Stored items:
----
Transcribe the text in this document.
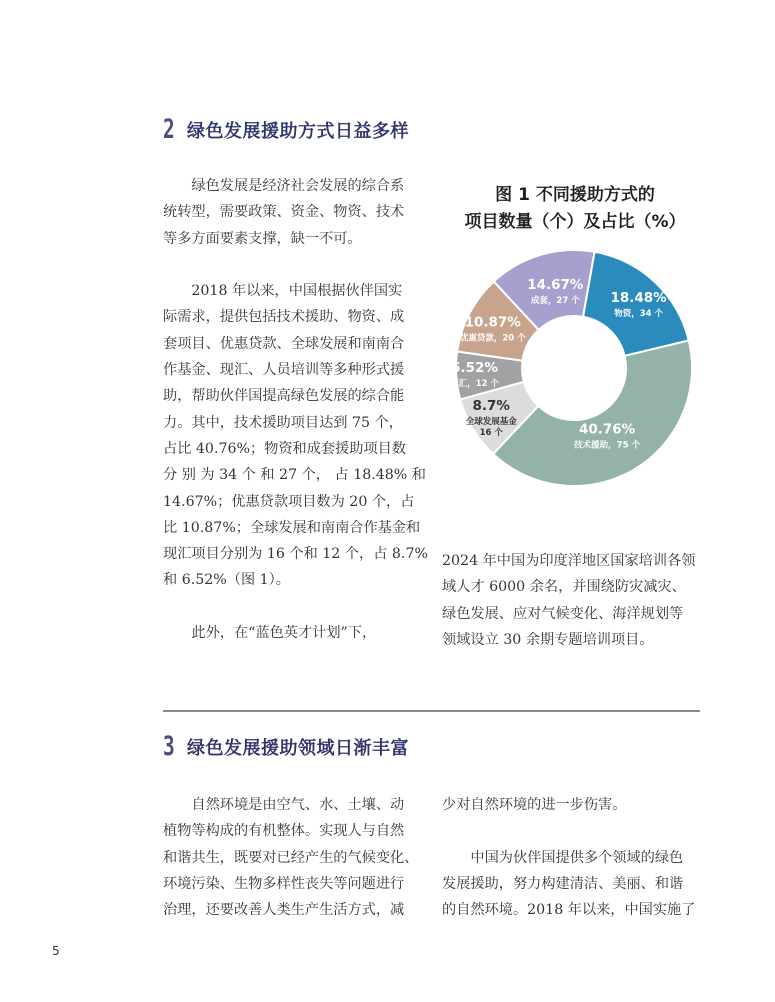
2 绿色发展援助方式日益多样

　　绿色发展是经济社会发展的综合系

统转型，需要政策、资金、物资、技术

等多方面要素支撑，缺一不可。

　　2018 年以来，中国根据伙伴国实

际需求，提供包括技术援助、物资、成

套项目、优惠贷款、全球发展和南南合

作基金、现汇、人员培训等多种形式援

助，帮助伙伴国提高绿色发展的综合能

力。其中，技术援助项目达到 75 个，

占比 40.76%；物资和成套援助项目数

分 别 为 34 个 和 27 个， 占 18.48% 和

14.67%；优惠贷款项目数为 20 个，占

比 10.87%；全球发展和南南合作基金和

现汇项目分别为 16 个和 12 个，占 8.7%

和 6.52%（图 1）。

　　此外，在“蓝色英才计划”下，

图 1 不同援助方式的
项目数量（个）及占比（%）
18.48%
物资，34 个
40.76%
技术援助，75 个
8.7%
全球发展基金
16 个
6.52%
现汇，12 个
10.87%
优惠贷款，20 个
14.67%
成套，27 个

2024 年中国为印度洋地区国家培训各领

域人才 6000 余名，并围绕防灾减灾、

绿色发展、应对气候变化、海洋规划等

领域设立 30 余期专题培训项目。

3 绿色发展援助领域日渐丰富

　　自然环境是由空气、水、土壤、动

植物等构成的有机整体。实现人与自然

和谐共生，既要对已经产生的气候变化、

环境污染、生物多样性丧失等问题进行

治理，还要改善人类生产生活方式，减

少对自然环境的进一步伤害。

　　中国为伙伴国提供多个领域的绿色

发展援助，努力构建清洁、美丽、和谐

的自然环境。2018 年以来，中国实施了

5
----
▶ [To do]:
Are you able to set down all the lines above exactly, without any pictures?

▶ [Task answer]:
Transcribe the text in this document.
2 绿色发展援助方式日益多样

　　绿色发展是经济社会发展的综合系

统转型，需要政策、资金、物资、技术

等多方面要素支撑，缺一不可。

　　2018 年以来，中国根据伙伴国实

际需求，提供包括技术援助、物资、成

套项目、优惠贷款、全球发展和南南合

作基金、现汇、人员培训等多种形式援

助，帮助伙伴国提高绿色发展的综合能

力。其中，技术援助项目达到 75 个，

占比 40.76%；物资和成套援助项目数

分 别 为 34 个 和 27 个， 占 18.48% 和

14.67%；优惠贷款项目数为 20 个，占

比 10.87%；全球发展和南南合作基金和

现汇项目分别为 16 个和 12 个，占 8.7%

和 6.52%（图 1）。

　　此外，在“蓝色英才计划”下，

图 1 不同援助方式的
项目数量（个）及占比（%）
18.48%
物资，34 个
40.76%
技术援助，75 个
8.7%
全球发展基金
16 个
6.52%
现汇，12 个
10.87%
优惠贷款，20 个
14.67%
成套，27 个

2024 年中国为印度洋地区国家培训各领

域人才 6000 余名，并围绕防灾减灾、

绿色发展、应对气候变化、海洋规划等

领域设立 30 余期专题培训项目。

3 绿色发展援助领域日渐丰富

　　自然环境是由空气、水、土壤、动

植物等构成的有机整体。实现人与自然

和谐共生，既要对已经产生的气候变化、

环境污染、生物多样性丧失等问题进行

治理，还要改善人类生产生活方式，减

少对自然环境的进一步伤害。

　　中国为伙伴国提供多个领域的绿色

发展援助，努力构建清洁、美丽、和谐

的自然环境。2018 年以来，中国实施了

5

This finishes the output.